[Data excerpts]
■ ■ ■ ■ ■
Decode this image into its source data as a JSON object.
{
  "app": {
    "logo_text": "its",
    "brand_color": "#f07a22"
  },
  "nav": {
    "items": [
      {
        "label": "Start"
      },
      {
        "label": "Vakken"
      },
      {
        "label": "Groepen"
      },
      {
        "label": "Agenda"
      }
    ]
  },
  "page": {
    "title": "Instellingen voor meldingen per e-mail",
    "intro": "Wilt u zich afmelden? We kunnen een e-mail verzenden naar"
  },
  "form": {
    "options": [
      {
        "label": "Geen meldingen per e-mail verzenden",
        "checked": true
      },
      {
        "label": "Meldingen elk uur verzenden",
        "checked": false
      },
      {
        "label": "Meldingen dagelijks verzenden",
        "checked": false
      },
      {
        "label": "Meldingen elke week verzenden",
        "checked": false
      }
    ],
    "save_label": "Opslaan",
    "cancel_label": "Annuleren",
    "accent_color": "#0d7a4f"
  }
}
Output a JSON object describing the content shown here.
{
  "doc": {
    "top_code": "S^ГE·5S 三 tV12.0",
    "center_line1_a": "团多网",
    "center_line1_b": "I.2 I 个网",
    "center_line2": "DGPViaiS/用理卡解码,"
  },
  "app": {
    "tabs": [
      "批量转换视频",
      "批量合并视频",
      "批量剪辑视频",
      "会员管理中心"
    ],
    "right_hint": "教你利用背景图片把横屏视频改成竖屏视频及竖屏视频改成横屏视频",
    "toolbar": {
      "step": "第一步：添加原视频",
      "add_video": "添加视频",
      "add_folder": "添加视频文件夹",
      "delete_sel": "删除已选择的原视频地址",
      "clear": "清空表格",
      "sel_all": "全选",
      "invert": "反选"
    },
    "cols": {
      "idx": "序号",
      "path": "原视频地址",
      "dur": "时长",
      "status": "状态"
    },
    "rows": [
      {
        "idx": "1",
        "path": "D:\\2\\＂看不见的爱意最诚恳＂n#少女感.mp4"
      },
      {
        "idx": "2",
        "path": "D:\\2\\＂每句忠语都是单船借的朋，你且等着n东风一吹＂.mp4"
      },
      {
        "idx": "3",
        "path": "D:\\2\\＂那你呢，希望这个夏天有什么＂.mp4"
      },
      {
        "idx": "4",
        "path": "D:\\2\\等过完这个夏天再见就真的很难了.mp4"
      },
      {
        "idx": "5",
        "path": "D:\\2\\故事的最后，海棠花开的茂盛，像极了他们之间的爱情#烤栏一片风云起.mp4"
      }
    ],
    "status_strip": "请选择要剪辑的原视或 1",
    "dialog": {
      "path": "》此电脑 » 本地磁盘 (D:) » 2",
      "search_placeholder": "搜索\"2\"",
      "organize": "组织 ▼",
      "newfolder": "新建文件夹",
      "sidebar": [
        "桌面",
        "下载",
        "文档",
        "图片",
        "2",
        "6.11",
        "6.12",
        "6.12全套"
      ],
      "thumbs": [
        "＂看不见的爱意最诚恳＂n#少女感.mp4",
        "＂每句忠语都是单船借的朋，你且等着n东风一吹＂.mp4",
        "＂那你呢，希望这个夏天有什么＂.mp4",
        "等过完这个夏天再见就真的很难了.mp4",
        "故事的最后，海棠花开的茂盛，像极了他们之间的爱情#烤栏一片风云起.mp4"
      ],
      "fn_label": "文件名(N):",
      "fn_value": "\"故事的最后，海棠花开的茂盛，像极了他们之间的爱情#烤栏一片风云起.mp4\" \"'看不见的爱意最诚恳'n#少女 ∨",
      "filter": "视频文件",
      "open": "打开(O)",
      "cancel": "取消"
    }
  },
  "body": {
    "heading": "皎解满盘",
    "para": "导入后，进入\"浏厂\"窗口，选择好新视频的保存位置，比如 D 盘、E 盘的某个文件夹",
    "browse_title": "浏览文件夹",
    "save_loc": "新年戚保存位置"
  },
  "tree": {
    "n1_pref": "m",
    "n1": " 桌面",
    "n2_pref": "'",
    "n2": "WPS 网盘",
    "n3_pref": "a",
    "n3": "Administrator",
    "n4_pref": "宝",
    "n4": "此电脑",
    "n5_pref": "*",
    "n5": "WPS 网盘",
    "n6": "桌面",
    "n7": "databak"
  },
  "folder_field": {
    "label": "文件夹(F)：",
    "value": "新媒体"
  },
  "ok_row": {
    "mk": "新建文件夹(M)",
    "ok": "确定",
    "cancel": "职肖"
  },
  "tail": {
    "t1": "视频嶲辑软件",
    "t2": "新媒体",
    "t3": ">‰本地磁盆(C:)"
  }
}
■ ■ ■ ■ ■
### Task brief:
Pull out every line in the material above where "等过完这个夏天再见就真的很难了" occurs.

### Problem solution:
        "path": "D:\\2\\等过完这个夏天再见就真的很难了.mp4"
        "等过完这个夏天再见就真的很难了.mp4",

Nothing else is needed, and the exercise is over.